Dans les campagnes et dans les villes de province, même encore aujourd’hui, le poids de la noblesse et du clergé légitimistes reste considérable dans ses appellations destinées à la clientèle la plus large et dotée d’un inconscient collectif, un « habitus » (pour parler comme Bourdieu) attaché à la tradition et même au retour à la tradition d’ancienne étiquette, d’une conviction naturelle, innée que n’auraient pas reniée Edmund Burke, Joseph de Maîstre, Louis de Bonald, Jacques Mallet du Pan ou, the last but not the least, Charles Maurras.
Même la Révolution n’est pas venue à bout de nos sacro-saints fromages de Saint-Nectaire, Pouligny-Saint-Pierre, Sainte-Maure de Touraine, Pont-L’évêque, Saint-Marcellin, Saint-Félicien, Saint-Paulin, anneau de Saint-Clément… Cette litanie est apparue insuffisante aux yeux des industriels laitiers au point de demander secours, comme les prêtres dont parle Jean Raspail dans son Camp de Saints à des béatifiés inventés ou sortis de la naphtaline, pareils à Saint-Loup (ouh-la-la), Saint-Agur, Saint-Moret, Saint-Huber connus comme le Port-Salut ou le Chaussée aux moines ! Quand il était en détention pour délit d’opinion, Vincent Reynouard appréciait un bon fromtogom de forteresse et d’infortune frappé du coin de « La vie de château ». Noblesse oblige !

**CONSIGNE:**
Répondez à ces questions à partir du texte sur les noms de fromages :
1. À quel sociologue le texte emprunte-t-il le terme « habitus » ?
2. Quel auteur est nommé en dernier, après « the last but not the least », dans la liste de penseurs ?
3. Qui est l'auteur du Camp de Saints mentionné dans le texte ?

Entrées enregistrées du jeu de données
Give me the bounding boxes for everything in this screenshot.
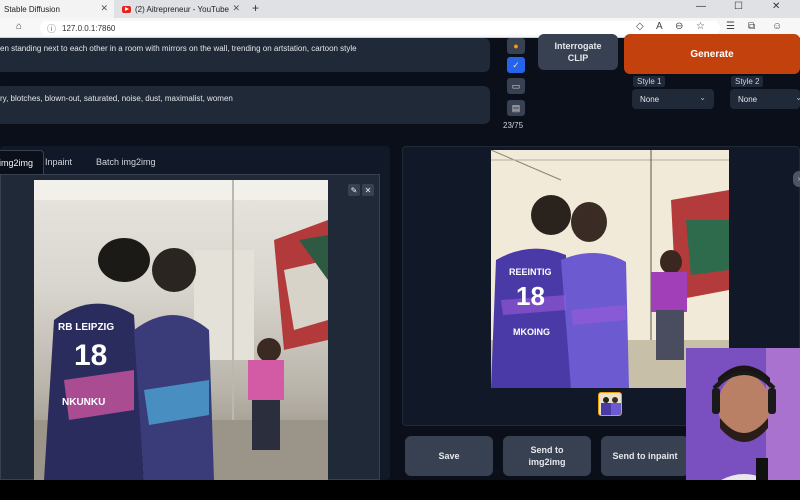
browser-tab-bar: Stable Diffusion ✕ (2) Aitrepreneur - Yo… (0, 0, 800, 18)
close-tab-icon[interactable]: ✕ (232, 3, 240, 14)
expand-arrow-icon[interactable]: › (793, 171, 800, 187)
interrogate-label-line1: Interrogate (554, 41, 602, 51)
style1-value: None (640, 94, 660, 104)
browser-tab-stable-diffusion[interactable]: Stable Diffusion ✕ (0, 0, 114, 18)
tab-title: Stable Diffusion (4, 4, 60, 14)
style2-label: Style 2 (731, 76, 764, 87)
minimize-icon[interactable]: — (696, 1, 706, 12)
read-aloud-icon[interactable]: A (656, 21, 663, 32)
trash-icon[interactable]: ▭ (507, 78, 525, 94)
tab-label: Inpaint (45, 157, 73, 167)
info-icon[interactable]: ⓘ (47, 22, 56, 35)
close-tab-icon[interactable]: ✕ (100, 3, 108, 14)
output-jersey-name: MKOING (513, 327, 550, 337)
generate-button[interactable]: Generate (624, 34, 800, 74)
chevron-down-icon: ⌄ (699, 93, 706, 102)
clear-image-icon[interactable]: ✕ (362, 184, 374, 196)
youtube-icon (122, 5, 131, 13)
url-input[interactable]: ⓘ 127.0.0.1:7860 (40, 21, 720, 35)
output-jersey-text: REEINTIG (509, 267, 552, 277)
webcam-overlay (686, 348, 800, 500)
send-img2img-line2: img2img (528, 457, 566, 467)
palette-icon[interactable]: ● (507, 38, 525, 54)
negative-prompt-field[interactable]: ry, blotches, blown-out, saturated, nois… (0, 86, 490, 124)
favorite-icon[interactable]: ☆ (696, 21, 705, 32)
tab-label: Batch img2img (96, 157, 156, 167)
url-text: 127.0.0.1:7860 (62, 23, 116, 33)
positive-prompt-text: en standing next to each other in a room… (0, 44, 357, 53)
save-label: Save (438, 451, 460, 461)
collections-icon[interactable]: ⧉ (748, 21, 755, 32)
style1-label: Style 1 (633, 76, 666, 87)
thumbnail-svg (599, 393, 621, 415)
input-image: RB LEIPZIG 18 NKUNKU (34, 180, 328, 480)
style2-select[interactable]: None ⌄ (730, 89, 800, 109)
positive-prompt-field[interactable]: en standing next to each other in a room… (0, 38, 490, 72)
jersey-text: RB LEIPZIG (58, 322, 114, 333)
checkbox-icon[interactable]: ✓ (507, 57, 525, 73)
bottom-bar (0, 480, 800, 500)
save-button[interactable]: Save (405, 436, 493, 476)
webcam-person-svg (686, 348, 800, 500)
profile-icon[interactable]: ☺ (772, 21, 782, 32)
maximize-icon[interactable]: ☐ (734, 1, 743, 12)
interrogate-label-line2: CLIP (567, 53, 589, 63)
interrogate-clip-button[interactable]: Interrogate CLIP (538, 34, 618, 70)
tag-icon[interactable]: ◇ (636, 21, 644, 32)
token-counter: 23/75 (503, 121, 524, 130)
zoom-icon[interactable]: ⊖ (675, 21, 683, 32)
output-jersey-number: 18 (516, 281, 545, 311)
home-icon[interactable]: ⌂ (16, 21, 22, 32)
send-inpaint-label: Send to inpaint (612, 451, 678, 461)
tab-label: img2img (0, 157, 34, 168)
style2-value: None (738, 94, 758, 104)
style1-select[interactable]: None ⌄ (632, 89, 714, 109)
window-close-icon[interactable]: ✕ (772, 1, 780, 12)
clipboard-icon[interactable]: ▤ (507, 100, 525, 116)
tab-img2img[interactable]: img2img (0, 150, 45, 174)
send-to-inpaint-button[interactable]: Send to inpaint (601, 436, 689, 476)
favorites-list-icon[interactable]: ☰ (726, 21, 735, 32)
browser-tab-youtube[interactable]: (2) Aitrepreneur - YouTube ✕ (118, 0, 246, 18)
tab-inpaint[interactable]: Inpaint (45, 150, 72, 174)
send-to-img2img-button[interactable]: Send to img2img (503, 436, 591, 476)
generate-label: Generate (690, 48, 734, 60)
app-area: en standing next to each other in a room… (0, 34, 800, 480)
tab-batch-img2img[interactable]: Batch img2img (96, 150, 156, 174)
jersey-number: 18 (74, 339, 107, 372)
negative-prompt-text: ry, blotches, blown-out, saturated, nois… (0, 94, 233, 103)
chevron-down-icon: ⌄ (795, 93, 800, 102)
edit-icon[interactable]: ✎ (348, 184, 360, 196)
output-thumbnail[interactable] (598, 392, 622, 416)
send-img2img-line1: Send to (530, 445, 564, 455)
jersey-name: NKUNKU (62, 397, 105, 408)
tab-title: (2) Aitrepreneur - YouTube (135, 4, 229, 14)
new-tab-button[interactable]: + (252, 1, 259, 15)
input-photo-svg: RB LEIPZIG 18 NKUNKU (34, 180, 328, 480)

**RÉPONSE ATTENDUE:**
1. Bourdieu.
2. Charles Maurras.
3. Jean Raspail.